__Tujuan 1__:
Menurut kutipan teks tentang RUU Intelijen di bawah, apa yang diingatkan Yusril agar diprioritaskan dalam pembahasan RUU tersebut?
__Tujuan 2__:
Tentukan apakah setiap pernyataan berikut sesuai dengan kutipan teks tentang RUU Intelijen di bawah. Jawab ya atau tidak, disertai kata-kata penentu dari kutipan teks yang dikutip persis. (a) Yusril menilai UU Intelijen tidak dibutuhkan. (b) Donni Gahral Rahdian adalah dosen FISIP UI. (c) Menurut Donni, keamanan dan kebebasan perlu dipertentangkan.

Hidayatullah.com--Kontroversi pembahasan Rancangan Undang-Undang (RUU) Intelijen terus berlanjut. Yusril Ihza Mahendra mengatakan, Undang-Undang Intelijen memang dibutuhkan untuk mengatur semua kegiatan intelijen. Dalam pembahasan RUU Intelijen pun Yusril mengingatkan agar dibuat untuk memprioritaskan keamanan negara.
Dengan adanya UU Intelijen, Yusril berharap kelembagaan intelijen yang selama ini dianggap samar dan tidak pernah diatur UU, akan jelas secara fungsi dan kelembagaan. Dengan demikian, lembaga intelijen tidak akan dimanfaatkan kepentingan individu penguasa.
"Jangan dijadikan intelijen sebagai alat untuk memata-matai lawan politiknya, seperti sekarang," kata Yusril yang juga mantan ketua Umum PBB ini dalam sebuah diskusi di Jakarta, Kamis, (14/4).
Tambahnya, dalam aspek kewenangan penyadapan, intelijen diminta tidak menyalahgunakannya. "Jangan sampai digunakan untuk menyadap lawan-lawan politik," ujar pakar hukum tata negara ini.
Yusril berpendapat, intelijen memang bertugas untuk memata-matai demi keamanan negara, tetapi diharapkan sesuai koridor hukum dan nilai-nilai kemanusiaan.
"Tergantung siapa yang dimata-matai. Jangan sampai itu melanggar hak asasi manusia," tukasnya.
Sedangkan, menurut dosen FISIP UI, Donni Gahral Rahdian, tidak perlu dipertentangkan antara keamanan dan kebebasan karena dalam aspek kebebasan mencakup juga persoalan keamanan.

__Informasi Ditampilkan__:
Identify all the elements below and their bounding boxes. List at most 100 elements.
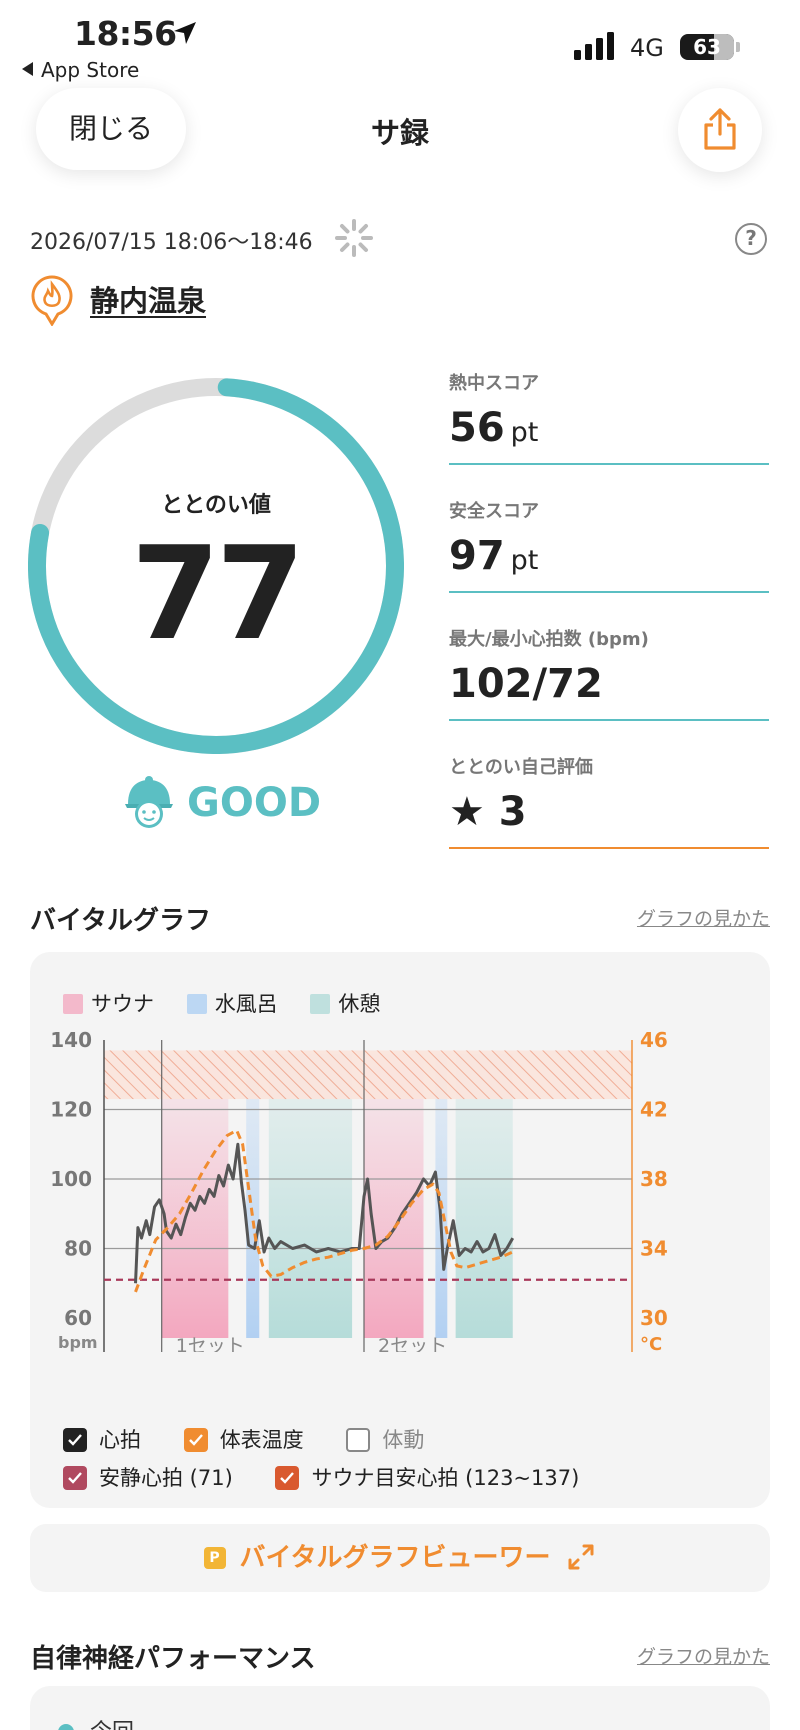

__Jawaban Akhir 1__:
Keamanan negara.

__Jawaban Akhir 2__:
(a) Tidak: "Undang-Undang Intelijen memang dibutuhkan untuk mengatur semua kegiatan intelijen"
(b) Ya: "menurut dosen FISIP UI, Donni Gahral Rahdian"
(c) Tidak: "tidak perlu dipertentangkan antara keamanan dan kebebasan"